=== WRITTEN REQUEST ===
Please output every line of the material as it stands, without the pictures.

Data items
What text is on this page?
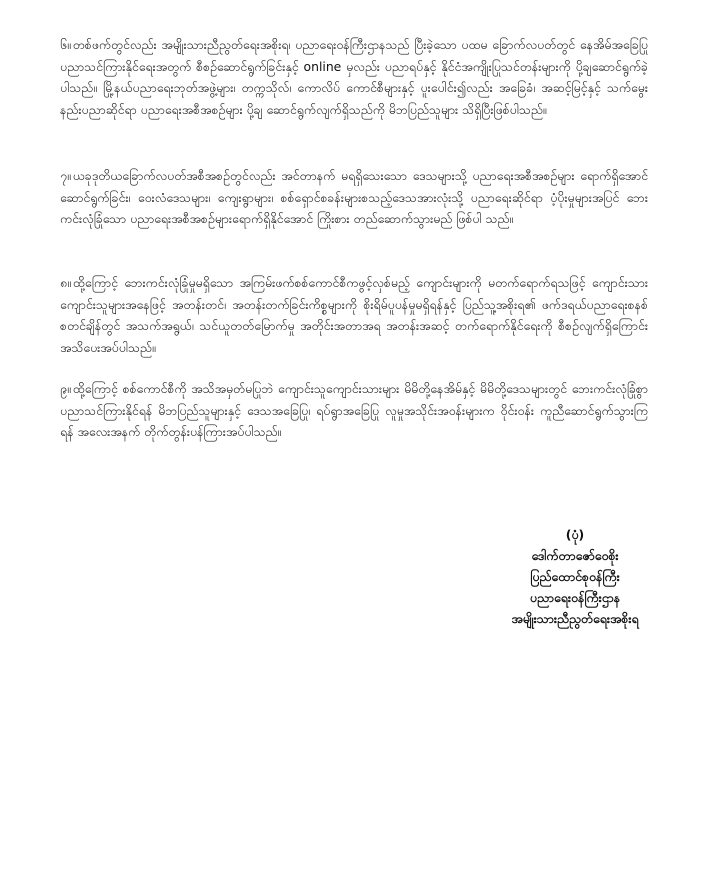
၆။ တစ်ဖက်တွင်လည်း အမျိုးသားညီညွတ်ရေးအစိုးရ၊ ပညာရေးဝန်ကြီးဌာနသည် ပြီးခဲ့သော ပထမ ခြောက်လပတ်တွင် နေအိမ်အခြေပြု ပညာသင်ကြားနိုင်ရေးအတွက် စီစဥ်ဆောင်ရွက်ခြင်းနှင့် online မှလည်း ပညာရပ်နှင့် နိုင်ငံအကျိုးပြုသင်တန်းများကို ပို့ချဆောင်ရွက်ခဲ့ပါသည်။ မြို့နယ်ပညာရေးဘုတ်အဖွဲ့များ၊ တက္ကသိုလ်၊ ကောလိပ် ကောင်စီများနှင့် ပူးပေါင်း၍လည်း အခြေခံ၊ အဆင့်မြင့်နှင့် သက်မွေးနည်းပညာဆိုင်ရာ ပညာရေးအစီအစဥ်များ ပို့ချ ဆောင်ရွက်လျက်ရှိသည်ကို မိဘပြည်သူများ သိရှိပြီးဖြစ်ပါသည်။

၇။ ယခုဒုတိယခြောက်လပတ်အစီအစဥ်တွင်လည်း အင်တာနက် မရရှိသေးသော ဒေသများသို့ ပညာရေးအစီအစဥ်များ ရောက်ရှိအောင်ဆောင်ရွက်ခြင်း၊ ဝေးလံဒေသများ၊ ကျေးရွာများ၊ စစ်ရှောင်စခန်းများစသည့်ဒေသအားလုံးသို့ ပညာရေးဆိုင်ရာ ပံ့ပိုးမှုများအပြင် ဘေးကင်းလုံခြုံသော ပညာရေးအစီအစဥ်များရောက်ရှိနိုင်အောင် ကြိုးစား တည်ဆောက်သွားမည် ဖြစ်ပါ သည်။

၈။ ထို့ကြောင့် ဘေးကင်းလုံခြုံမှုမရှိသော အကြမ်းဖက်စစ်ကောင်စီကဖွင့်လှစ်မည့် ကျောင်းများကို မတက်ရောက်ရသဖြင့် ကျောင်းသားကျောင်းသူများအနေဖြင့် အတန်းတင်၊ အတန်းတက်ခြင်းကိစ္စများကို စိုးရိမ်ပူပန်မှုမရှိရန်နှင့် ပြည်သူ့အစိုးရ၏ ဖက်ဒရယ်ပညာရေးစနစ် စတင်ချိန်တွင် အသက်အရွယ်၊ သင်ယူတတ်မြောက်မှု အတိုင်းအတာအရ အတန်းအဆင့် တက်ရောက်နိုင်ရေးကို စီစဥ်လျက်ရှိကြောင်း အသိပေးအပ်ပါသည်။

၉။ ထို့ကြောင့် စစ်ကောင်စီကို အသိအမှတ်မပြုဘဲ ကျောင်းသူကျောင်းသားများ မိမိတို့နေအိမ်နှင့် မိမိတို့ဒေသများတွင် ဘေးကင်းလုံခြုံစွာ ပညာသင်ကြားနိုင်ရန် မိဘပြည်သူများနှင့် ဒေသအခြေပြု၊ ရပ်ရွာအခြေပြု လူမှုအသိုင်းအဝန်းများက ဝိုင်းဝန်း ကူညီဆောင်ရွက်သွားကြရန် အလေးအနက် တိုက်တွန်းပန်ကြားအပ်ပါသည်။

(ပုံ)
ဒေါက်တာဇော်ဝေစိုး
ပြည်ထောင်စုဝန်ကြီး
ပညာရေးဝန်ကြီးဌာန
အမျိုးသားညီညွတ်ရေးအစိုးရ
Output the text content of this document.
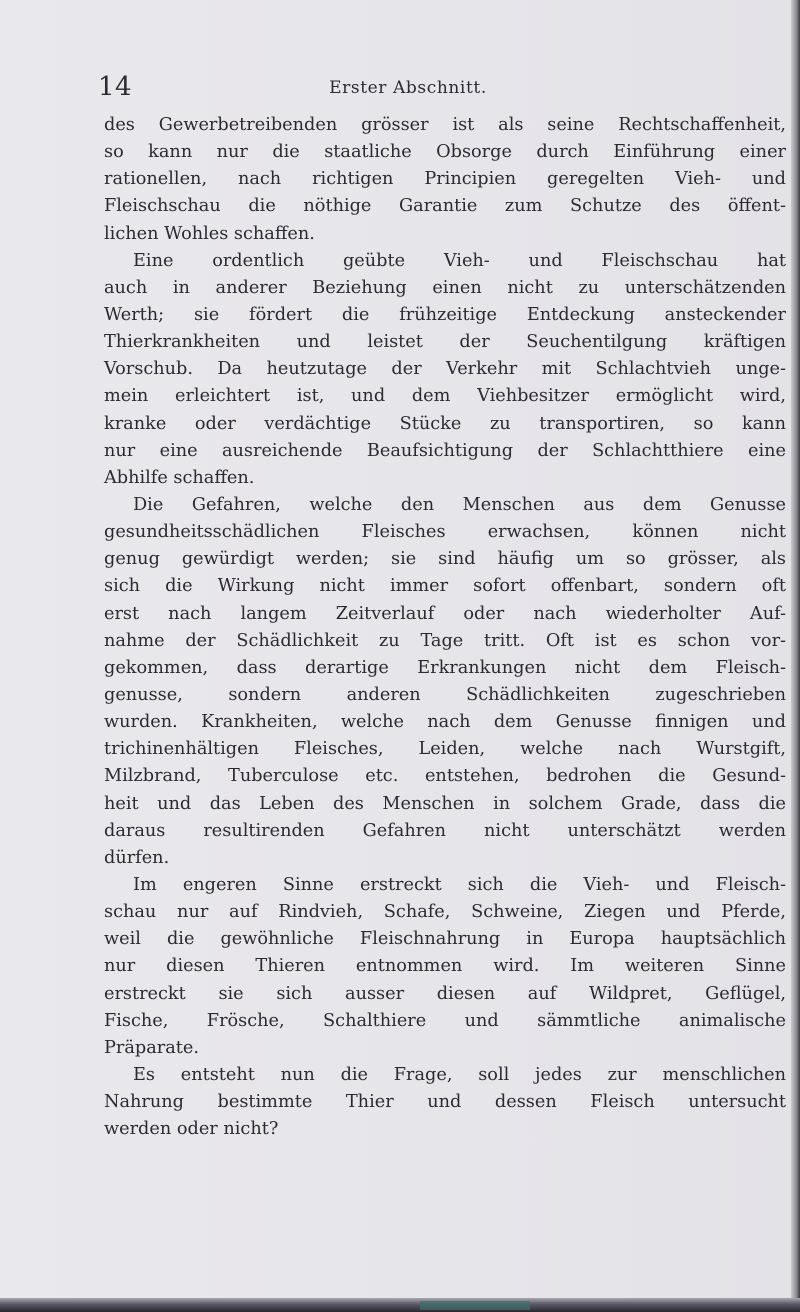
14	Erster Abschnitt.
des Gewerbetreibenden grösser ist als seine Rechtschaffenheit,
so kann nur die staatliche Obsorge durch Einführung einer
rationellen, nach richtigen Principien geregelten Vieh- und
Fleischschau die nöthige Garantie zum Schutze des öffent-
lichen Wohles schaffen.
Eine ordentlich geübte Vieh- und Fleischschau hat
auch in anderer Beziehung einen nicht zu unterschätzenden
Werth; sie fördert die frühzeitige Entdeckung ansteckender
Thierkrankheiten und leistet der Seuchentilgung kräftigen
Vorschub. Da heutzutage der Verkehr mit Schlachtvieh unge-
mein erleichtert ist, und dem Viehbesitzer ermöglicht wird,
kranke oder verdächtige Stücke zu transportiren, so kann
nur eine ausreichende Beaufsichtigung der Schlachtthiere eine
Abhilfe schaffen.
Die Gefahren, welche den Menschen aus dem Genusse
gesundheitsschädlichen Fleisches erwachsen, können nicht
genug gewürdigt werden; sie sind häufig um so grösser, als
sich die Wirkung nicht immer sofort offenbart, sondern oft
erst nach langem Zeitverlauf oder nach wiederholter Auf-
nahme der Schädlichkeit zu Tage tritt. Oft ist es schon vor-
gekommen, dass derartige Erkrankungen nicht dem Fleisch-
genusse, sondern anderen Schädlichkeiten zugeschrieben
wurden. Krankheiten, welche nach dem Genusse finnigen und
trichinenhältigen Fleisches, Leiden, welche nach Wurstgift,
Milzbrand, Tuberculose etc. entstehen, bedrohen die Gesund-
heit und das Leben des Menschen in solchem Grade, dass die
daraus resultirenden Gefahren nicht unterschätzt werden
dürfen.
Im engeren Sinne erstreckt sich die Vieh- und Fleisch-
schau nur auf Rindvieh, Schafe, Schweine, Ziegen und Pferde,
weil die gewöhnliche Fleischnahrung in Europa hauptsächlich
nur diesen Thieren entnommen wird. Im weiteren Sinne
erstreckt sie sich ausser diesen auf Wildpret, Geflügel,
Fische, Frösche, Schalthiere und sämmtliche animalische
Präparate.
Es entsteht nun die Frage, soll jedes zur menschlichen
Nahrung bestimmte Thier und dessen Fleisch untersucht
werden oder nicht?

=== OUTPUT BELOW ===
What text is on this page?
၆။ တစ်ဖက်တွင်လည်း အမျိုးသားညီညွတ်ရေးအစိုးရ၊ ပညာရေးဝန်ကြီးဌာနသည် ပြီးခဲ့သော ပထမ ခြောက်လပတ်တွင် နေအိမ်အခြေပြု ပညာသင်ကြားနိုင်ရေးအတွက် စီစဥ်ဆောင်ရွက်ခြင်းနှင့် online မှလည်း ပညာရပ်နှင့် နိုင်ငံအကျိုးပြုသင်တန်းများကို ပို့ချဆောင်ရွက်ခဲ့ပါသည်။ မြို့နယ်ပညာရေးဘုတ်အဖွဲ့များ၊ တက္ကသိုလ်၊ ကောလိပ် ကောင်စီများနှင့် ပူးပေါင်း၍လည်း အခြေခံ၊ အဆင့်မြင့်နှင့် သက်မွေးနည်းပညာဆိုင်ရာ ပညာရေးအစီအစဥ်များ ပို့ချ ဆောင်ရွက်လျက်ရှိသည်ကို မိဘပြည်သူများ သိရှိပြီးဖြစ်ပါသည်။

၇။ ယခုဒုတိယခြောက်လပတ်အစီအစဥ်တွင်လည်း အင်တာနက် မရရှိသေးသော ဒေသများသို့ ပညာရေးအစီအစဥ်များ ရောက်ရှိအောင်ဆောင်ရွက်ခြင်း၊ ဝေးလံဒေသများ၊ ကျေးရွာများ၊ စစ်ရှောင်စခန်းများစသည့်ဒေသအားလုံးသို့ ပညာရေးဆိုင်ရာ ပံ့ပိုးမှုများအပြင် ဘေးကင်းလုံခြုံသော ပညာရေးအစီအစဥ်များရောက်ရှိနိုင်အောင် ကြိုးစား တည်ဆောက်သွားမည် ဖြစ်ပါ သည်။

၈။ ထို့ကြောင့် ဘေးကင်းလုံခြုံမှုမရှိသော အကြမ်းဖက်စစ်ကောင်စီကဖွင့်လှစ်မည့် ကျောင်းများကို မတက်ရောက်ရသဖြင့် ကျောင်းသားကျောင်းသူများအနေဖြင့် အတန်းတင်၊ အတန်းတက်ခြင်းကိစ္စများကို စိုးရိမ်ပူပန်မှုမရှိရန်နှင့် ပြည်သူ့အစိုးရ၏ ဖက်ဒရယ်ပညာရေးစနစ် စတင်ချိန်တွင် အသက်အရွယ်၊ သင်ယူတတ်မြောက်မှု အတိုင်းအတာအရ အတန်းအဆင့် တက်ရောက်နိုင်ရေးကို စီစဥ်လျက်ရှိကြောင်း အသိပေးအပ်ပါသည်။

၉။ ထို့ကြောင့် စစ်ကောင်စီကို အသိအမှတ်မပြုဘဲ ကျောင်းသူကျောင်းသားများ မိမိတို့နေအိမ်နှင့် မိမိတို့ဒေသများတွင် ဘေးကင်းလုံခြုံစွာ ပညာသင်ကြားနိုင်ရန် မိဘပြည်သူများနှင့် ဒေသအခြေပြု၊ ရပ်ရွာအခြေပြု လူမှုအသိုင်းအဝန်းများက ဝိုင်းဝန်း ကူညီဆောင်ရွက်သွားကြရန် အလေးအနက် တိုက်တွန်းပန်ကြားအပ်ပါသည်။

(ပုံ)
ဒေါက်တာဇော်ဝေစိုး
ပြည်ထောင်စုဝန်ကြီး
ပညာရေးဝန်ကြီးဌာန
အမျိုးသားညီညွတ်ရေးအစိုးရ
Output the text content of this document.
14	Erster Abschnitt.
des Gewerbetreibenden grösser ist als seine Rechtschaffenheit,
so kann nur die staatliche Obsorge durch Einführung einer
rationellen, nach richtigen Principien geregelten Vieh- und
Fleischschau die nöthige Garantie zum Schutze des öffent-
lichen Wohles schaffen.
Eine ordentlich geübte Vieh- und Fleischschau hat
auch in anderer Beziehung einen nicht zu unterschätzenden
Werth; sie fördert die frühzeitige Entdeckung ansteckender
Thierkrankheiten und leistet der Seuchentilgung kräftigen
Vorschub. Da heutzutage der Verkehr mit Schlachtvieh unge-
mein erleichtert ist, und dem Viehbesitzer ermöglicht wird,
kranke oder verdächtige Stücke zu transportiren, so kann
nur eine ausreichende Beaufsichtigung der Schlachtthiere eine
Abhilfe schaffen.
Die Gefahren, welche den Menschen aus dem Genusse
gesundheitsschädlichen Fleisches erwachsen, können nicht
genug gewürdigt werden; sie sind häufig um so grösser, als
sich die Wirkung nicht immer sofort offenbart, sondern oft
erst nach langem Zeitverlauf oder nach wiederholter Auf-
nahme der Schädlichkeit zu Tage tritt. Oft ist es schon vor-
gekommen, dass derartige Erkrankungen nicht dem Fleisch-
genusse, sondern anderen Schädlichkeiten zugeschrieben
wurden. Krankheiten, welche nach dem Genusse finnigen und
trichinenhältigen Fleisches, Leiden, welche nach Wurstgift,
Milzbrand, Tuberculose etc. entstehen, bedrohen die Gesund-
heit und das Leben des Menschen in solchem Grade, dass die
daraus resultirenden Gefahren nicht unterschätzt werden
dürfen.
Im engeren Sinne erstreckt sich die Vieh- und Fleisch-
schau nur auf Rindvieh, Schafe, Schweine, Ziegen und Pferde,
weil die gewöhnliche Fleischnahrung in Europa hauptsächlich
nur diesen Thieren entnommen wird. Im weiteren Sinne
erstreckt sie sich ausser diesen auf Wildpret, Geflügel,
Fische, Frösche, Schalthiere und sämmtliche animalische
Präparate.
Es entsteht nun die Frage, soll jedes zur menschlichen
Nahrung bestimmte Thier und dessen Fleisch untersucht
werden oder nicht?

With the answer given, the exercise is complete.